* **What needs to be done**
Your task is to repeat the records exactly from the line containing "Transcribe this image's" onward, through the final line.

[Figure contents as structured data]
────────

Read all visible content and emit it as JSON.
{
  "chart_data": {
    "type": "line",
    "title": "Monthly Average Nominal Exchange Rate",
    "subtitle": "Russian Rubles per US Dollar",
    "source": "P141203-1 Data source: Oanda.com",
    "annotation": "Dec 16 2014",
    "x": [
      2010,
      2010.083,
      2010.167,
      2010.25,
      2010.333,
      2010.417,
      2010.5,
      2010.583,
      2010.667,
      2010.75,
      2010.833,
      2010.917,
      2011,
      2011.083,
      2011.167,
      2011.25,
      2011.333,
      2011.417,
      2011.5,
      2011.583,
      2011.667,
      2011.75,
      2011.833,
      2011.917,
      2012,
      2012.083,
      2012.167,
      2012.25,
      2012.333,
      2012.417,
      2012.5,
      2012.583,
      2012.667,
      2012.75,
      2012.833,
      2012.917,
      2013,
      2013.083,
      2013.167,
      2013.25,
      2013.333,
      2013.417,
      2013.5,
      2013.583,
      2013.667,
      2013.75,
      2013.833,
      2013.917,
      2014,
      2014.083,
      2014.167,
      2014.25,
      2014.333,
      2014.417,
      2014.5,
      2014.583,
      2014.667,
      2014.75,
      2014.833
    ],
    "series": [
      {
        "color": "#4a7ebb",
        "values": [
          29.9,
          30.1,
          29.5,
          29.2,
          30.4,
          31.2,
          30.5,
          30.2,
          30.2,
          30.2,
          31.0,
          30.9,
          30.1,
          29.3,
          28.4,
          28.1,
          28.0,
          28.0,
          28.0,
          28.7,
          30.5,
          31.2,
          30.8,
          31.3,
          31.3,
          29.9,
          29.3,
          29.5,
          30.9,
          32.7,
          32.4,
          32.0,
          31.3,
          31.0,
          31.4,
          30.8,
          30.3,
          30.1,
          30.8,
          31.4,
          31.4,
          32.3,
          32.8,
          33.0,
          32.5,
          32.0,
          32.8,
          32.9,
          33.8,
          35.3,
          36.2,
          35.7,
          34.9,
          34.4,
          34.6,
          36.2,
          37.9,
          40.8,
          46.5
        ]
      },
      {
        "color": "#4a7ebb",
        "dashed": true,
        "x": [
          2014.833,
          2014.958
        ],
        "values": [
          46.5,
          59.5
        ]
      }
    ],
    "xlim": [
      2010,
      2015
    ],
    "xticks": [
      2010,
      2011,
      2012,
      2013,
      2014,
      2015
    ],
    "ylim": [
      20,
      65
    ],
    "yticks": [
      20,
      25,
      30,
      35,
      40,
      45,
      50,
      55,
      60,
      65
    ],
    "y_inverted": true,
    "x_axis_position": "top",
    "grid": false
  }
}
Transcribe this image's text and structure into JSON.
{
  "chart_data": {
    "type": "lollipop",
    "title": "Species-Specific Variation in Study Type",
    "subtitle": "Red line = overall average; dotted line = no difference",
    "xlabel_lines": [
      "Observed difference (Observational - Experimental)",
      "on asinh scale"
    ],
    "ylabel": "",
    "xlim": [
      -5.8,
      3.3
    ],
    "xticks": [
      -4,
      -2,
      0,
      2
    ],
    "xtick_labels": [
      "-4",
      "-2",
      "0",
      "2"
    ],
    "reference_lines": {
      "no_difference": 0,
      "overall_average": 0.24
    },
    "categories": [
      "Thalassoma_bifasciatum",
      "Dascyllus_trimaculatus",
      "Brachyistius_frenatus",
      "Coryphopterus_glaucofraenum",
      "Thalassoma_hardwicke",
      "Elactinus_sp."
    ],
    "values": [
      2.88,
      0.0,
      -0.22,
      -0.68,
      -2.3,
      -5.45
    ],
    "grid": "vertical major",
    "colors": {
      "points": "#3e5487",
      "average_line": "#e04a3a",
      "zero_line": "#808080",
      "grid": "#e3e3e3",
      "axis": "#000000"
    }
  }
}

────────

* **Response for this exercise**
Transcribe this image's text and structure into JSON.
{
  "chart_data": {
    "type": "lollipop",
    "title": "Species-Specific Variation in Study Type",
    "subtitle": "Red line = overall average; dotted line = no difference",
    "xlabel_lines": [
      "Observed difference (Observational - Experimental)",
      "on asinh scale"
    ],
    "ylabel": "",
    "xlim": [
      -5.8,
      3.3
    ],
    "xticks": [
      -4,
      -2,
      0,
      2
    ],
    "xtick_labels": [
      "-4",
      "-2",
      "0",
      "2"
    ],
    "reference_lines": {
      "no_difference": 0,
      "overall_average": 0.24
    },
    "categories": [
      "Thalassoma_bifasciatum",
      "Dascyllus_trimaculatus",
      "Brachyistius_frenatus",
      "Coryphopterus_glaucofraenum",
      "Thalassoma_hardwicke",
      "Elactinus_sp."
    ],
    "values": [
      2.88,
      0.0,
      -0.22,
      -0.68,
      -2.3,
      -5.45
    ],
    "grid": "vertical major",
    "colors": {
      "points": "#3e5487",
      "average_line": "#e04a3a",
      "zero_line": "#808080",
      "grid": "#e3e3e3",
      "axis": "#000000"
    }
  }
}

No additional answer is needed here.